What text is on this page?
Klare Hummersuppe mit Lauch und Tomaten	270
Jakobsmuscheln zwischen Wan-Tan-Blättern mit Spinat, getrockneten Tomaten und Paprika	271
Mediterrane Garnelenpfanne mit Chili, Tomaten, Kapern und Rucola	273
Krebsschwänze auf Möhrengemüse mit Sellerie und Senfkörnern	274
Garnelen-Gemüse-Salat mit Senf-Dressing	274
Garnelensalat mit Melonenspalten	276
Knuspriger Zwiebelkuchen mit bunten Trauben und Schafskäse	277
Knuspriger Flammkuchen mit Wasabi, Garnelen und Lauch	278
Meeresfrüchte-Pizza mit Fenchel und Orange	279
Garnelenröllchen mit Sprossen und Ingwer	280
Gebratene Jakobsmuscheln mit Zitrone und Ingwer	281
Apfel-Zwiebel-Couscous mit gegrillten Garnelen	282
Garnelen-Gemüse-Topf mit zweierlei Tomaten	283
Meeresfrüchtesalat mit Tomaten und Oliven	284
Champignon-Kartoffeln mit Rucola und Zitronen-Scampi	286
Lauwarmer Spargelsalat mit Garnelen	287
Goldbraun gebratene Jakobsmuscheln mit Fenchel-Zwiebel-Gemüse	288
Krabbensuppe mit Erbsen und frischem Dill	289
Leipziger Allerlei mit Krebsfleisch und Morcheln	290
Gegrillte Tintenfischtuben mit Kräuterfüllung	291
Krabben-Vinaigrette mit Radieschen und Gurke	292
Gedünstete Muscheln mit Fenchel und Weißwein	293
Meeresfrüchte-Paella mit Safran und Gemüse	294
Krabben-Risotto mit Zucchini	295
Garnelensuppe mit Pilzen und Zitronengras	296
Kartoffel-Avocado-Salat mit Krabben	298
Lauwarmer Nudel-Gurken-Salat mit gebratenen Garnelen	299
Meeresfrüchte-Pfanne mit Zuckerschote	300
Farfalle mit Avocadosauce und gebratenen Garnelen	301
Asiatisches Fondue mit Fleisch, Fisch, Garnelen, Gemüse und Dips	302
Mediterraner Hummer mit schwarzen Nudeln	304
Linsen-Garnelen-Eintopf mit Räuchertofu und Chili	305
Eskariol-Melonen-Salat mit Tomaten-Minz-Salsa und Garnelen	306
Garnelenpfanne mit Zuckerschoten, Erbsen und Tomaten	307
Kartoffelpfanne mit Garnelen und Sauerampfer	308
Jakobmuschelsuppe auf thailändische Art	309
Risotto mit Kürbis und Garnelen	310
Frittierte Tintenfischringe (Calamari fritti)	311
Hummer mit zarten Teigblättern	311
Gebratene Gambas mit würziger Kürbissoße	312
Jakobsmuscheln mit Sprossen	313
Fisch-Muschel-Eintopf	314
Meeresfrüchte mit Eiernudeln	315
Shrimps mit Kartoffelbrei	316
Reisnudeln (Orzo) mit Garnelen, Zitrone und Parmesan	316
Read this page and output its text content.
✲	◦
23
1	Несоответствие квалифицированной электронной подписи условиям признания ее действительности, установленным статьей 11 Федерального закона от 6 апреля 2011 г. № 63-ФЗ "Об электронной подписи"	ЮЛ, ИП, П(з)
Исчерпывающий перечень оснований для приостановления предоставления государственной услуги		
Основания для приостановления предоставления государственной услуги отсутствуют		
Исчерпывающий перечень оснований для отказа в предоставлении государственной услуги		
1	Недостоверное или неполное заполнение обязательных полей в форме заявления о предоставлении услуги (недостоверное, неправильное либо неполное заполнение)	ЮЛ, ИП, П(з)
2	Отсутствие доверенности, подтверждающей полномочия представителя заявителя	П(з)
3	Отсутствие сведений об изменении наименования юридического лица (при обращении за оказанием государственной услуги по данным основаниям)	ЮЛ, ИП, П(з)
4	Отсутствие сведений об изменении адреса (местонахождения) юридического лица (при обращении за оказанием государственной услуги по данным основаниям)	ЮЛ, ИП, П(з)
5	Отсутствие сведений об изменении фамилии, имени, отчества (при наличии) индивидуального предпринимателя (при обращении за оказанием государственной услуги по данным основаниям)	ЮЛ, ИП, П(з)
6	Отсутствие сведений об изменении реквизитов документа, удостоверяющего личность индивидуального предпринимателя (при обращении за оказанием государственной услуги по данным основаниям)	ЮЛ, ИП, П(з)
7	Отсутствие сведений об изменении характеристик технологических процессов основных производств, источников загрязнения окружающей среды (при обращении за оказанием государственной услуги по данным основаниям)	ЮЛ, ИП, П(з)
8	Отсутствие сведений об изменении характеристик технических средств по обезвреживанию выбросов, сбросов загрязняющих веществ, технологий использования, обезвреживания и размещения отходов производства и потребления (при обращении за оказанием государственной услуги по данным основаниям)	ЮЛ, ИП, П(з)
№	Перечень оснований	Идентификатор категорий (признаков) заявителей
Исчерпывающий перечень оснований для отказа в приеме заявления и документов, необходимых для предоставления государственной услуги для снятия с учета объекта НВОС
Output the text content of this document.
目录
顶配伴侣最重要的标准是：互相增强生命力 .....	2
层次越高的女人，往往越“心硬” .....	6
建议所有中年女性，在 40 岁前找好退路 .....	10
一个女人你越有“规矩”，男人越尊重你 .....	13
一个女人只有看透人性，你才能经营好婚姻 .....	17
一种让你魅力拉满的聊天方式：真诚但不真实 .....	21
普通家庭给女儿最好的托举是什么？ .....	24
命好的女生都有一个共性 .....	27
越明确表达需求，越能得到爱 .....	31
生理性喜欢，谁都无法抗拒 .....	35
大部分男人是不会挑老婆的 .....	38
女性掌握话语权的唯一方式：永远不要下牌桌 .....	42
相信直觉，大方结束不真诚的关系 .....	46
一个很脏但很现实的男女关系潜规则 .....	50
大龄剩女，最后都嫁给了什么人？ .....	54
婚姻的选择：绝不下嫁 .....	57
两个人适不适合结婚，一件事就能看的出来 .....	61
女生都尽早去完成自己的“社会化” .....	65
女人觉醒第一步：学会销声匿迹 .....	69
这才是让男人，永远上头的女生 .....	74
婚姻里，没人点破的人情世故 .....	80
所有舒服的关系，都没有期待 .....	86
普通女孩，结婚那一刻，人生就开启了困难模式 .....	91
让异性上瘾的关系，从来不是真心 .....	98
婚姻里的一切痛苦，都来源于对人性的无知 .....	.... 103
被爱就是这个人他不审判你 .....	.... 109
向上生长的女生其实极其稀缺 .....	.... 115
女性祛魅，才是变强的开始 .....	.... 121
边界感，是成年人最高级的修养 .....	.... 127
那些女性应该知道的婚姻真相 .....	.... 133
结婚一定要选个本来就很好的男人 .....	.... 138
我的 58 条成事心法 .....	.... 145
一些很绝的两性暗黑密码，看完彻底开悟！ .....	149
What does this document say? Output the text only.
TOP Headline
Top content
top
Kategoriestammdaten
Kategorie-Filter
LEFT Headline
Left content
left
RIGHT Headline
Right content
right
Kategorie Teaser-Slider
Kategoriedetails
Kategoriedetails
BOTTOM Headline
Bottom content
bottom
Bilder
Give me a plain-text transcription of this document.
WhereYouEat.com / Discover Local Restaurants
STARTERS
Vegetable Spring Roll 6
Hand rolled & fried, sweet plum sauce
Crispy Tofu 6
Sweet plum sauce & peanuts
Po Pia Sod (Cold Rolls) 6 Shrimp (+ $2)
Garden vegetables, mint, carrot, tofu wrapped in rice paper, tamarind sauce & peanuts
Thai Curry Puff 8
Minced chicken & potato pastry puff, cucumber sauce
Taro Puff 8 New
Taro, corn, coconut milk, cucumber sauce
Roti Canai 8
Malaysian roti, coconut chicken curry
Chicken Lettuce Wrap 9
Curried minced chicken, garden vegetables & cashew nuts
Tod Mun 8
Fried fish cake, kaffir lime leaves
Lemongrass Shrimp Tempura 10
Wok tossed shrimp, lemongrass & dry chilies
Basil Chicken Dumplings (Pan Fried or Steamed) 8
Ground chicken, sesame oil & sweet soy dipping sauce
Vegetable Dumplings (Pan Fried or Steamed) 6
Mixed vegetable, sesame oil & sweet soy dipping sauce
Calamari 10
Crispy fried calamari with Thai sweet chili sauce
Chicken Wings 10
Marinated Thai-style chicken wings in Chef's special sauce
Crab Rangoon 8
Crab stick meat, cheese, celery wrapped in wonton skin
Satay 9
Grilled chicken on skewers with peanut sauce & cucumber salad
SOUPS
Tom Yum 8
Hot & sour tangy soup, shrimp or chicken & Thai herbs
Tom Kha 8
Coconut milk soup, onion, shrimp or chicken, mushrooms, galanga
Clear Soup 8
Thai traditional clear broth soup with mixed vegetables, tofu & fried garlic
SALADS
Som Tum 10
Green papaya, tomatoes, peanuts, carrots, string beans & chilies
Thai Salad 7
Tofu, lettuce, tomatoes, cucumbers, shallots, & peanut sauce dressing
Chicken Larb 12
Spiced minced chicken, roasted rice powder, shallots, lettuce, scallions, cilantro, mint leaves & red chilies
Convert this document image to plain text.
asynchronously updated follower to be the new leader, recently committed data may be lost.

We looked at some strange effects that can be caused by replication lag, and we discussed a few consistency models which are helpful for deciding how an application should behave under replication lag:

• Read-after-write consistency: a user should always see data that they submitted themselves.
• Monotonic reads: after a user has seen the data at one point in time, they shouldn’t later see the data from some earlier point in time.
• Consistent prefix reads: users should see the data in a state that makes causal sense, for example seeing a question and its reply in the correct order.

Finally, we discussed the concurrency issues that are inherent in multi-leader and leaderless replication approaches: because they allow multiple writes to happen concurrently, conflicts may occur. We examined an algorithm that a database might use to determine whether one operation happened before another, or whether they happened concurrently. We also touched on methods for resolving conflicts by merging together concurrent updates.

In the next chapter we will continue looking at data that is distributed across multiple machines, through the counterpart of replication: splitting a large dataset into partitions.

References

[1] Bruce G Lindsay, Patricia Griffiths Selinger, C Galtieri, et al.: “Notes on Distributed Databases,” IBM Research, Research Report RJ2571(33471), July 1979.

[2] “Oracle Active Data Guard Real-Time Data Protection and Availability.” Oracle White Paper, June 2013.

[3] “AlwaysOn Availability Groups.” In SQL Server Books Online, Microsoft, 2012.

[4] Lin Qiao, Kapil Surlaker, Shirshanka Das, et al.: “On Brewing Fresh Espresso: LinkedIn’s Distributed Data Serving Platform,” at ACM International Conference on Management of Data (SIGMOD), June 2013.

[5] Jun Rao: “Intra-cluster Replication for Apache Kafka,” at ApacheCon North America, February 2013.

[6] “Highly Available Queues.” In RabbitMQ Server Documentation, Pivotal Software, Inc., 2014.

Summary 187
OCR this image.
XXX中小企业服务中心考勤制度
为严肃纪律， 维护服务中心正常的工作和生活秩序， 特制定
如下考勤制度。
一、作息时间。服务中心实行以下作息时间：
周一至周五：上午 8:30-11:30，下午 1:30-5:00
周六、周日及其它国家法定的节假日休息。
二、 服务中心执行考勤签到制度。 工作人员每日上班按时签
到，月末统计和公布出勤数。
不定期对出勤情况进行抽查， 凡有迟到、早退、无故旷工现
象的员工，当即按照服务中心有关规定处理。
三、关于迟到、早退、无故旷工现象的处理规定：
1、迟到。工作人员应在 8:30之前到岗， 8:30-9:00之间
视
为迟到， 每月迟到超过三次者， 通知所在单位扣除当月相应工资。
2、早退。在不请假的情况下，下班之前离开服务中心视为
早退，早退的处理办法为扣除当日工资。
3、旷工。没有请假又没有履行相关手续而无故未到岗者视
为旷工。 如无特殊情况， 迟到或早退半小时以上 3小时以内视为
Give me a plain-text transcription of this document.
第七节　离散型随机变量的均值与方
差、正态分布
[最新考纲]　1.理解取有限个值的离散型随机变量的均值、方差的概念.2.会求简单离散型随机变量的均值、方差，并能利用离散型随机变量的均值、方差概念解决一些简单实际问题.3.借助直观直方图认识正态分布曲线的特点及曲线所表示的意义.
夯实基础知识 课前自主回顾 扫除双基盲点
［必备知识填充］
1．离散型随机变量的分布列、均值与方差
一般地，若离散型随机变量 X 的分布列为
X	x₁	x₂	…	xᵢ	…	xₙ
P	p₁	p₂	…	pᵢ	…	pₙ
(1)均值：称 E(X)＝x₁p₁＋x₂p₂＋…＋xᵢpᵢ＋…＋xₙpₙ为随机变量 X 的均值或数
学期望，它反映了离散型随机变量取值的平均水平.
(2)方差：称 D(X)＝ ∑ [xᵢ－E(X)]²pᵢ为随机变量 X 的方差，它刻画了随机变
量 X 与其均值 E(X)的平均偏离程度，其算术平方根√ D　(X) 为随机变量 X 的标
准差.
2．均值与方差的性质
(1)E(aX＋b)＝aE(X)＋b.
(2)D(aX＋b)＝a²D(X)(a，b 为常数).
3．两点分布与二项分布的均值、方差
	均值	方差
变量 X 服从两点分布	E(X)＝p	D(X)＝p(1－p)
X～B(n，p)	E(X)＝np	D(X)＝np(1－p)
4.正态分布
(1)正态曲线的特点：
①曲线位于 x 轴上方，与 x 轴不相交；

......

• **Objective**: Every line holding "rice" should be copied out.

• **Reply**:
Garden vegetables, mint, carrot, tofu wrapped in rice paper, tamarind sauce & peanuts
Spiced minced chicken, roasted rice powder, shallots, lettuce, scallions, cilantro, mint leaves & red chilies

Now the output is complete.